» Problem requirements
Set down exactly, and only, the lines from the one with "Output the text content of this document." to the final line of the entries, both included.

» Given records
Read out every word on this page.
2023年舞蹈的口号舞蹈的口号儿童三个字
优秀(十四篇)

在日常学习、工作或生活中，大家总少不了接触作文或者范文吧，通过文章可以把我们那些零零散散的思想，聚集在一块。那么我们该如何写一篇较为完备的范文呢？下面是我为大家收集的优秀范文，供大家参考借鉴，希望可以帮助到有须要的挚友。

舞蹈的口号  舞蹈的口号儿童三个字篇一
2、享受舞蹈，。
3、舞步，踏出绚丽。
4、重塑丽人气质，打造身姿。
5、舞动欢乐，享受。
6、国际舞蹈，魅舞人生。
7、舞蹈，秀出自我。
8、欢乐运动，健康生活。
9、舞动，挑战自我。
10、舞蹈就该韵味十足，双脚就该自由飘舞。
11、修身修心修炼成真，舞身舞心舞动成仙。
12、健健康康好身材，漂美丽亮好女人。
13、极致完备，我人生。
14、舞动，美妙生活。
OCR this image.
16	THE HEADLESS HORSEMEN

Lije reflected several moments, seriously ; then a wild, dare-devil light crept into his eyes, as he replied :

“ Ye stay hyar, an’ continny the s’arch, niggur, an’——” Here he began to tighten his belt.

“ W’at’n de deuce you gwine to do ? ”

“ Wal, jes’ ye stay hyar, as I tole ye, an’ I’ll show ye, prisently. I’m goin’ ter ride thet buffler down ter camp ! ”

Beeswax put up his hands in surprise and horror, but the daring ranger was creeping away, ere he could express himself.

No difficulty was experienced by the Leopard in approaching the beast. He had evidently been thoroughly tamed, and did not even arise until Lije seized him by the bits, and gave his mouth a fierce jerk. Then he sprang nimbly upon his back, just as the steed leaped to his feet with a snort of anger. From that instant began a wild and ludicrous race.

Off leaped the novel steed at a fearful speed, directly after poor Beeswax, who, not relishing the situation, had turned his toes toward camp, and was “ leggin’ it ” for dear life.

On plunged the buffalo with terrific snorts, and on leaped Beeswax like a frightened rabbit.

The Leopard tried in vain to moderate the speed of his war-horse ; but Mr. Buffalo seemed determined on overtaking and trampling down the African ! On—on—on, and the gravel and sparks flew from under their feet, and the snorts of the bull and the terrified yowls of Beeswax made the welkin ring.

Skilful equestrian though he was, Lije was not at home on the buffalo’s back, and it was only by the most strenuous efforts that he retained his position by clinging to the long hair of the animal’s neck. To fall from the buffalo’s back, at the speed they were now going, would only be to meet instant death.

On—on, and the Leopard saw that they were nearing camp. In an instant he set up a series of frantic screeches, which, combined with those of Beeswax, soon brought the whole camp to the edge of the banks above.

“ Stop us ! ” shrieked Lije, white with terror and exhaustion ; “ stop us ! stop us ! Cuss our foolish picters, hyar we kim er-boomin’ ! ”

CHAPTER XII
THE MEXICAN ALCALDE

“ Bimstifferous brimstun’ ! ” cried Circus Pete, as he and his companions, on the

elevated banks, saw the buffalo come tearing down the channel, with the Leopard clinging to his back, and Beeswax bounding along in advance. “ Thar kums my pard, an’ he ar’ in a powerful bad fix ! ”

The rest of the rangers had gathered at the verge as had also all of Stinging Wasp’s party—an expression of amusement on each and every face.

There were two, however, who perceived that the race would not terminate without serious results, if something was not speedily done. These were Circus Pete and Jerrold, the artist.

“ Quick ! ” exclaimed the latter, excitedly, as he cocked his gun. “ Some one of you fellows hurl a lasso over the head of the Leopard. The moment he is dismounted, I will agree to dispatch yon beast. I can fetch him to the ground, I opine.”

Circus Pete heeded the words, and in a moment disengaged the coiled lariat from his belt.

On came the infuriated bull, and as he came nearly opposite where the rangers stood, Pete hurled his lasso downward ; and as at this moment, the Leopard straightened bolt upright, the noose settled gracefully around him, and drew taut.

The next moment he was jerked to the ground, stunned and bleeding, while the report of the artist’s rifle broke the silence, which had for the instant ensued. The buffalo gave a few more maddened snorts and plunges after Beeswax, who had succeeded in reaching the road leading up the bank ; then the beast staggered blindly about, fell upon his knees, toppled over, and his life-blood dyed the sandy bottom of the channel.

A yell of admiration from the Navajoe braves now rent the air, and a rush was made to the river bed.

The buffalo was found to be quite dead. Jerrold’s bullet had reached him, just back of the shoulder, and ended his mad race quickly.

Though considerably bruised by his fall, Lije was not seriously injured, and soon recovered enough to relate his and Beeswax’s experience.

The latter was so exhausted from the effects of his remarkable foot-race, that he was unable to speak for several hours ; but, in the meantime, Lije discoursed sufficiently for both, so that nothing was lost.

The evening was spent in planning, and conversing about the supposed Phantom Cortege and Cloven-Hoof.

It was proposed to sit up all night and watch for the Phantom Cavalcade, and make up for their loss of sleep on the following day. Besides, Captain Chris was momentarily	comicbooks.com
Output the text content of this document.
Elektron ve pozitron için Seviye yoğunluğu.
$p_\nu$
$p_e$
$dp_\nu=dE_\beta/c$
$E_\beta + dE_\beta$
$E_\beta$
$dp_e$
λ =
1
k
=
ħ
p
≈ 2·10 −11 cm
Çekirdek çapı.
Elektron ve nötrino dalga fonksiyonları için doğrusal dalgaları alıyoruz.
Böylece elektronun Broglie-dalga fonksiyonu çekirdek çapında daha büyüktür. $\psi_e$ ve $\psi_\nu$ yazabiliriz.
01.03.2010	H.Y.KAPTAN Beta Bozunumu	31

» Answer
Output the text content of this document.
Elektron ve pozitron için Seviye yoğunluğu.
$p_\nu$
$p_e$
$dp_\nu=dE_\beta/c$
$E_\beta + dE_\beta$
$E_\beta$
$dp_e$
λ =
1
k
=
ħ
p
≈ 2·10 −11 cm
Çekirdek çapı.
Elektron ve nötrino dalga fonksiyonları için doğrusal dalgaları alıyoruz.
Böylece elektronun Broglie-dalga fonksiyonu çekirdek çapında daha büyüktür. $\psi_e$ ve $\psi_\nu$ yazabiliriz.
01.03.2010	H.Y.KAPTAN Beta Bozunumu	31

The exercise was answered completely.